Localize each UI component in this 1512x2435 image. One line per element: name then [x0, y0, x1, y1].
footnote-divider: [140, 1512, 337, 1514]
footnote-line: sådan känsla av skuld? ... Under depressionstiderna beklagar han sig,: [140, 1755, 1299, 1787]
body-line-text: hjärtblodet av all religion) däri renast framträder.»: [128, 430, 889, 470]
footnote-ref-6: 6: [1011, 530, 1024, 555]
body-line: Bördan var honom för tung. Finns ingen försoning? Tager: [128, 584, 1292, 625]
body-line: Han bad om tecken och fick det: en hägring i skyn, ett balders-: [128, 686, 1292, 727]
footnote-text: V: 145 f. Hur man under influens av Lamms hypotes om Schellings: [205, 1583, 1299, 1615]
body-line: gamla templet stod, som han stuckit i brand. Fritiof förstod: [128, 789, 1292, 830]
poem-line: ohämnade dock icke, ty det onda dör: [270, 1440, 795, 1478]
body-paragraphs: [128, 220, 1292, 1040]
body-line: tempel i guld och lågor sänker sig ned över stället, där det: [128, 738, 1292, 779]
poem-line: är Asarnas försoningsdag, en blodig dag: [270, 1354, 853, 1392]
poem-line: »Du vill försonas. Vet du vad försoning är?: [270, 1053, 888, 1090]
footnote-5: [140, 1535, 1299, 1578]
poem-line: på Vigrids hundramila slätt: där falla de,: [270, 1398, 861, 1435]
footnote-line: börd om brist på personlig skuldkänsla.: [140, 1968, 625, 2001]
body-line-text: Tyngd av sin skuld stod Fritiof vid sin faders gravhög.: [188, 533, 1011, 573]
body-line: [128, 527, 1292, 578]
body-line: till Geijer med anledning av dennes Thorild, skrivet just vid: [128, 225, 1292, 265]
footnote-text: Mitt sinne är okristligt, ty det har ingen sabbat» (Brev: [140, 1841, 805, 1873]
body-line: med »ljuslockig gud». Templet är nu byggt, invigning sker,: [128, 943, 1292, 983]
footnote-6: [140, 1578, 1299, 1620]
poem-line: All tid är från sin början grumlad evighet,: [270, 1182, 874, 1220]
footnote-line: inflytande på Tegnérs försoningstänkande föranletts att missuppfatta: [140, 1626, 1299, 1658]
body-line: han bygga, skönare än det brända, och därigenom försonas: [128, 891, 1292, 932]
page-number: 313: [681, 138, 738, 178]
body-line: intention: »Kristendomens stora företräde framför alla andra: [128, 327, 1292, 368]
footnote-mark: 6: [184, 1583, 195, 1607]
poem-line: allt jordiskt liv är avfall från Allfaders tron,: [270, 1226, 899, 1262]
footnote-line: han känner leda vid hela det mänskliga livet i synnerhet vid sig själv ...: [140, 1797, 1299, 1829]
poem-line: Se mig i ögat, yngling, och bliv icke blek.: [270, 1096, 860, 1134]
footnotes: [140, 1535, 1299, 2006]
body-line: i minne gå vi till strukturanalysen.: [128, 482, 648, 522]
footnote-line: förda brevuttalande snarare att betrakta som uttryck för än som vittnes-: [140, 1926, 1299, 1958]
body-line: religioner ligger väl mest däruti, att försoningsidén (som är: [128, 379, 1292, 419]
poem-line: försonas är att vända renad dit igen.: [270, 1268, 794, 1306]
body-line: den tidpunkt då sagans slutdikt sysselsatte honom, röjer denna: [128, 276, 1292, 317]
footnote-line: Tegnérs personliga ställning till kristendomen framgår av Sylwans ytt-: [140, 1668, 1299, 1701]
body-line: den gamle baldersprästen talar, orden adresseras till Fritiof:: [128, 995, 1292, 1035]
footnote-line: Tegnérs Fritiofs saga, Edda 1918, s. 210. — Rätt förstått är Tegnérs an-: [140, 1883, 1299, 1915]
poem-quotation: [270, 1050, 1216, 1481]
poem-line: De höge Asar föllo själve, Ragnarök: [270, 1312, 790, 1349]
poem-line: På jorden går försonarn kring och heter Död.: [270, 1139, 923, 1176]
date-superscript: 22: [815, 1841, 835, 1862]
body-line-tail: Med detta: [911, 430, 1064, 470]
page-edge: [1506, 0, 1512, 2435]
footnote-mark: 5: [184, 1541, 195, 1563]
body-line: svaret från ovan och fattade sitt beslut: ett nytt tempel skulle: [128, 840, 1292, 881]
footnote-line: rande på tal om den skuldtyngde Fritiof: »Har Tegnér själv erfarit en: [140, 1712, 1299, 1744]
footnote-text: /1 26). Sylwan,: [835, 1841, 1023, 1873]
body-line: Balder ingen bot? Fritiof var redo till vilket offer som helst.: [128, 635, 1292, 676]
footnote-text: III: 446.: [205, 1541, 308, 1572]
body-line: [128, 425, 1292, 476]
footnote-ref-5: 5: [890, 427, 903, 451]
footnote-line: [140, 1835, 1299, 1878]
• • • • •
→ **Task details**:
Copy task for the entries above: every line with the string "stod".

→ **Solution to the problem**:
body-line: gamla templet stod, som han stuckit i brand. Fritiof förstod: [128, 789, 1292, 830]
body-line-text: Tyngd av sin skuld stod Fritiof vid sin faders gravhög.: [188, 533, 1011, 573]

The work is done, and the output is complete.